**What the exercise asks**. Search the listing below for the word "Robinson" and copy each line that holds it.

**Input**.
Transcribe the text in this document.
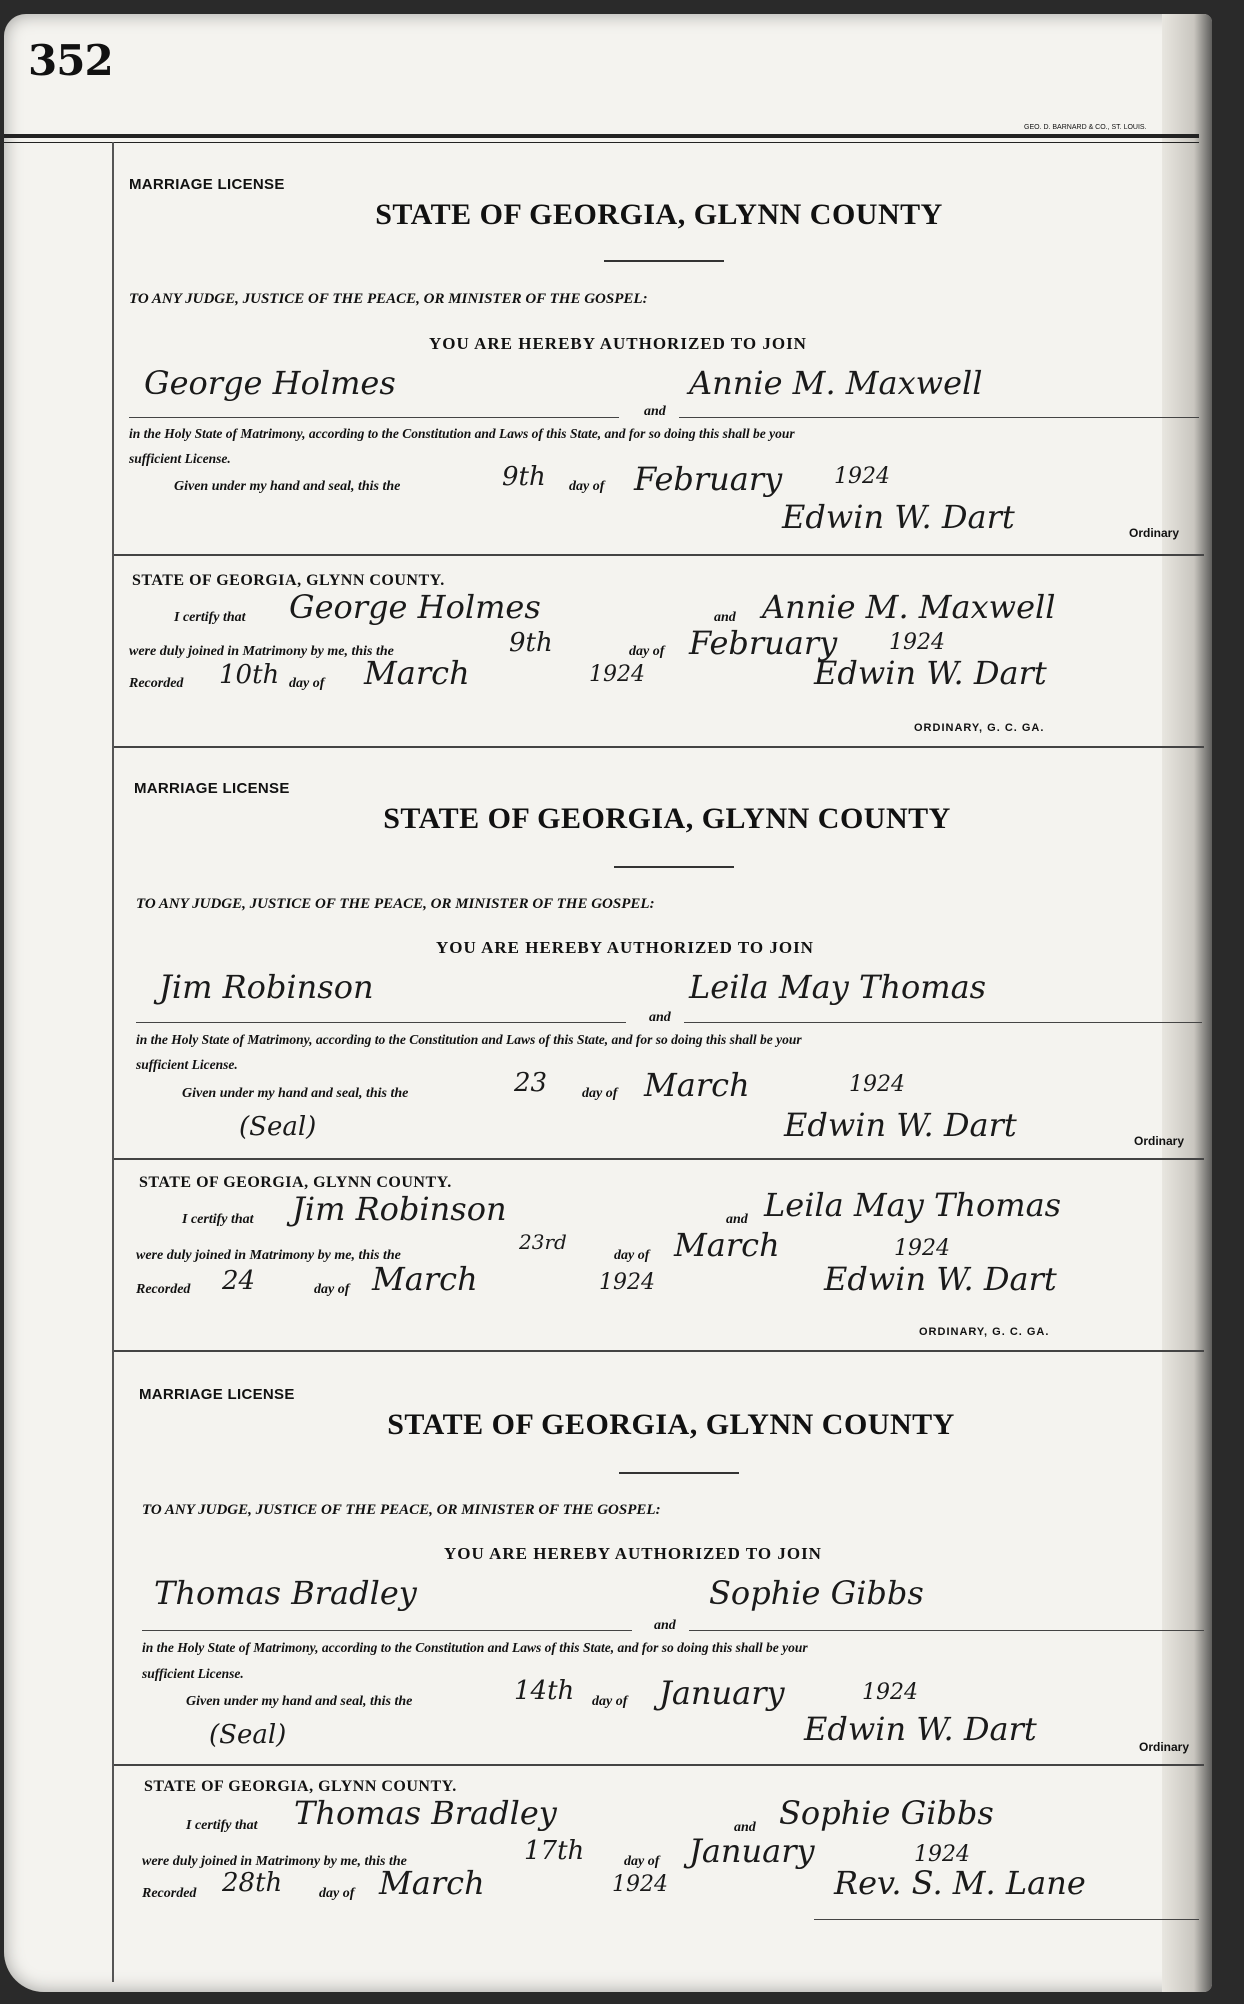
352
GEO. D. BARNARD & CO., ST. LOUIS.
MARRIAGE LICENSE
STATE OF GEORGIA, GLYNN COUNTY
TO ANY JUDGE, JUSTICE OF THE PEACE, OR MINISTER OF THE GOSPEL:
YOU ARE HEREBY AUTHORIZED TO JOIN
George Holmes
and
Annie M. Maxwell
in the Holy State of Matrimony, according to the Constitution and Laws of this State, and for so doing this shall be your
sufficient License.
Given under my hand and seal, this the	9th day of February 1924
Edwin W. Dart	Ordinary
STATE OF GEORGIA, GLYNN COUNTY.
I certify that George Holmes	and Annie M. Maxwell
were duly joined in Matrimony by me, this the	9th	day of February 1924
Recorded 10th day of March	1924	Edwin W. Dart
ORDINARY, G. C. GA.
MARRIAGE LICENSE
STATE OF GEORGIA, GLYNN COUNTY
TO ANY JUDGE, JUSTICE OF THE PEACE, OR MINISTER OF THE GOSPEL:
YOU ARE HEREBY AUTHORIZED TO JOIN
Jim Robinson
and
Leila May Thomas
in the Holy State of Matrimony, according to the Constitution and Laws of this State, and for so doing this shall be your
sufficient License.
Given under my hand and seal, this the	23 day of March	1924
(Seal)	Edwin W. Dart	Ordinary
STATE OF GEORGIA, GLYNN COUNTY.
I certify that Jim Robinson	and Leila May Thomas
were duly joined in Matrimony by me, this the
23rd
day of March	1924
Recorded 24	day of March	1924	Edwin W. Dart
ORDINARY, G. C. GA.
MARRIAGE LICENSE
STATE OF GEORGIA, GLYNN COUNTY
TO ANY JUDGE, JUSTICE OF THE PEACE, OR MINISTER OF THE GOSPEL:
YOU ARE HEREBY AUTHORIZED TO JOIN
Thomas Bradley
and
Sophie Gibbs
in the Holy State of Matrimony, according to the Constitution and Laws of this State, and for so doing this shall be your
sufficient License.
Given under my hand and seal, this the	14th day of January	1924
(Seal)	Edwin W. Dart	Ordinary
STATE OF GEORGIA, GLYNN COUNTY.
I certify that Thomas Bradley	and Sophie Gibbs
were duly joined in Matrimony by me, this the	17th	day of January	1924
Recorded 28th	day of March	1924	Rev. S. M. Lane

**Correct response**.
Jim Robinson
I certify that Jim Robinson	and Leila May Thomas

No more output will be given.